◆ **Exercise**
Copy each of the entries below faithfully, setting aside any pictures.

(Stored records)
—————
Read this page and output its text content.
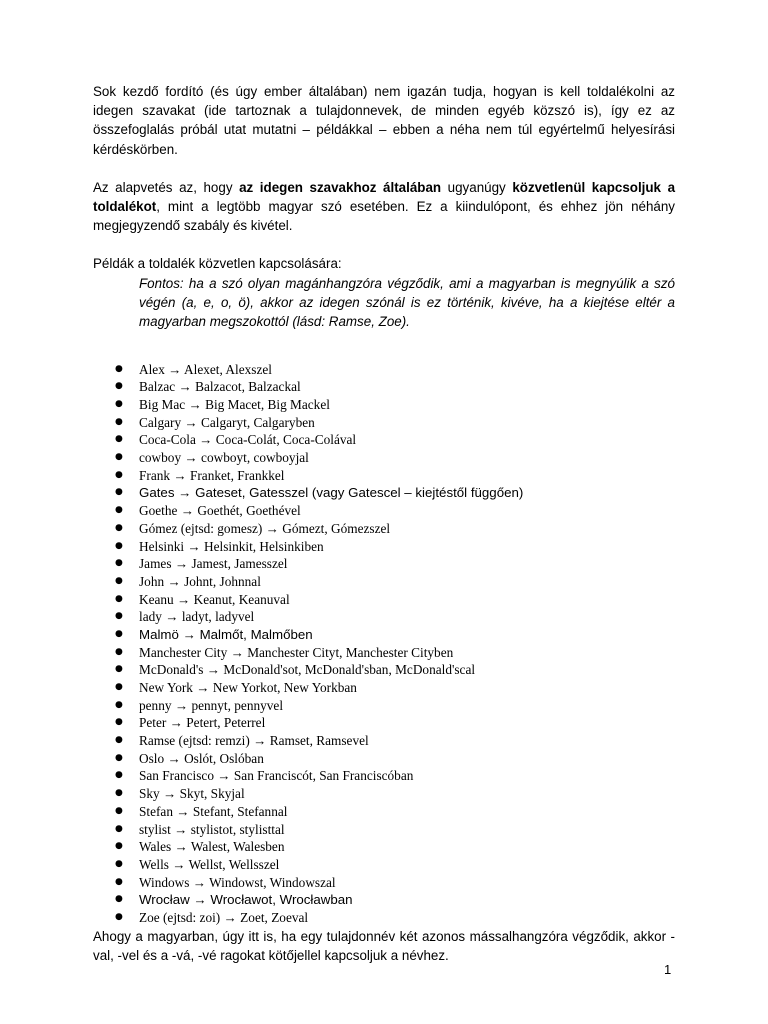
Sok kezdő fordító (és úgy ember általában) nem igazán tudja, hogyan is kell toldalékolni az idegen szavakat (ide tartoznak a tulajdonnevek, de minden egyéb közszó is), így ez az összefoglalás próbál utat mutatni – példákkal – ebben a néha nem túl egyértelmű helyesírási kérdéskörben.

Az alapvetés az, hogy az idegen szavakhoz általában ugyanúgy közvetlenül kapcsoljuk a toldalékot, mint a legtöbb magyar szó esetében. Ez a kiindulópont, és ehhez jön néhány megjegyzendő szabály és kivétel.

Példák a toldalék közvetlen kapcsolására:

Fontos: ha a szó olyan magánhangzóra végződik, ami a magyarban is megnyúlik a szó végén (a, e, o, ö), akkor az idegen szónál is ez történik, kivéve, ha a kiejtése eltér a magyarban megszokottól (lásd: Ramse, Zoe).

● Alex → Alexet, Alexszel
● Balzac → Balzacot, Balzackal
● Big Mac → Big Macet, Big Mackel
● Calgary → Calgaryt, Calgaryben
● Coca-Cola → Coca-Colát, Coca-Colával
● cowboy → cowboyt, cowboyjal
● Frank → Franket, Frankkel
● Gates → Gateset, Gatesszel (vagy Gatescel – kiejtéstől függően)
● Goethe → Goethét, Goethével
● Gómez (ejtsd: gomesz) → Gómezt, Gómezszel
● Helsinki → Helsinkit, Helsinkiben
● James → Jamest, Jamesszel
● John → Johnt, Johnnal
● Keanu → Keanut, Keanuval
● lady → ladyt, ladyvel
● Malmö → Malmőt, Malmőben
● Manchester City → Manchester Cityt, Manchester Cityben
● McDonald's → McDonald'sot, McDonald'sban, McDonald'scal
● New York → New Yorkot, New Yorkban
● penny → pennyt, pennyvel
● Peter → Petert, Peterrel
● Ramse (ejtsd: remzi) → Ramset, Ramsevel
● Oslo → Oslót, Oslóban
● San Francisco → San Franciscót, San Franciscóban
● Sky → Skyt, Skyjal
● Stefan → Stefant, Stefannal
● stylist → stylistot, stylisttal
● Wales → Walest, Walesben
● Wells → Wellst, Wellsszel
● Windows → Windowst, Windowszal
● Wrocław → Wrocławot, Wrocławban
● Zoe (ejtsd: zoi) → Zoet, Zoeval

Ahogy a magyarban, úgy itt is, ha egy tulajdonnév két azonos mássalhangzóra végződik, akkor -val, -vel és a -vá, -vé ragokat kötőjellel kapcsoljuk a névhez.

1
—————
◆ **Result for this task**
Read this page and output its text content.
Sok kezdő fordító (és úgy ember általában) nem igazán tudja, hogyan is kell toldalékolni az idegen szavakat (ide tartoznak a tulajdonnevek, de minden egyéb közszó is), így ez az összefoglalás próbál utat mutatni – példákkal – ebben a néha nem túl egyértelmű helyesírási kérdéskörben.

Az alapvetés az, hogy az idegen szavakhoz általában ugyanúgy közvetlenül kapcsoljuk a toldalékot, mint a legtöbb magyar szó esetében. Ez a kiindulópont, és ehhez jön néhány megjegyzendő szabály és kivétel.

Példák a toldalék közvetlen kapcsolására:

Fontos: ha a szó olyan magánhangzóra végződik, ami a magyarban is megnyúlik a szó végén (a, e, o, ö), akkor az idegen szónál is ez történik, kivéve, ha a kiejtése eltér a magyarban megszokottól (lásd: Ramse, Zoe).

● Alex → Alexet, Alexszel
● Balzac → Balzacot, Balzackal
● Big Mac → Big Macet, Big Mackel
● Calgary → Calgaryt, Calgaryben
● Coca-Cola → Coca-Colát, Coca-Colával
● cowboy → cowboyt, cowboyjal
● Frank → Franket, Frankkel
● Gates → Gateset, Gatesszel (vagy Gatescel – kiejtéstől függően)
● Goethe → Goethét, Goethével
● Gómez (ejtsd: gomesz) → Gómezt, Gómezszel
● Helsinki → Helsinkit, Helsinkiben
● James → Jamest, Jamesszel
● John → Johnt, Johnnal
● Keanu → Keanut, Keanuval
● lady → ladyt, ladyvel
● Malmö → Malmőt, Malmőben
● Manchester City → Manchester Cityt, Manchester Cityben
● McDonald's → McDonald'sot, McDonald'sban, McDonald'scal
● New York → New Yorkot, New Yorkban
● penny → pennyt, pennyvel
● Peter → Petert, Peterrel
● Ramse (ejtsd: remzi) → Ramset, Ramsevel
● Oslo → Oslót, Oslóban
● San Francisco → San Franciscót, San Franciscóban
● Sky → Skyt, Skyjal
● Stefan → Stefant, Stefannal
● stylist → stylistot, stylisttal
● Wales → Walest, Walesben
● Wells → Wellst, Wellsszel
● Windows → Windowst, Windowszal
● Wrocław → Wrocławot, Wrocławban
● Zoe (ejtsd: zoi) → Zoet, Zoeval

Ahogy a magyarban, úgy itt is, ha egy tulajdonnév két azonos mássalhangzóra végződik, akkor -val, -vel és a -vá, -vé ragokat kötőjellel kapcsoljuk a névhez.

1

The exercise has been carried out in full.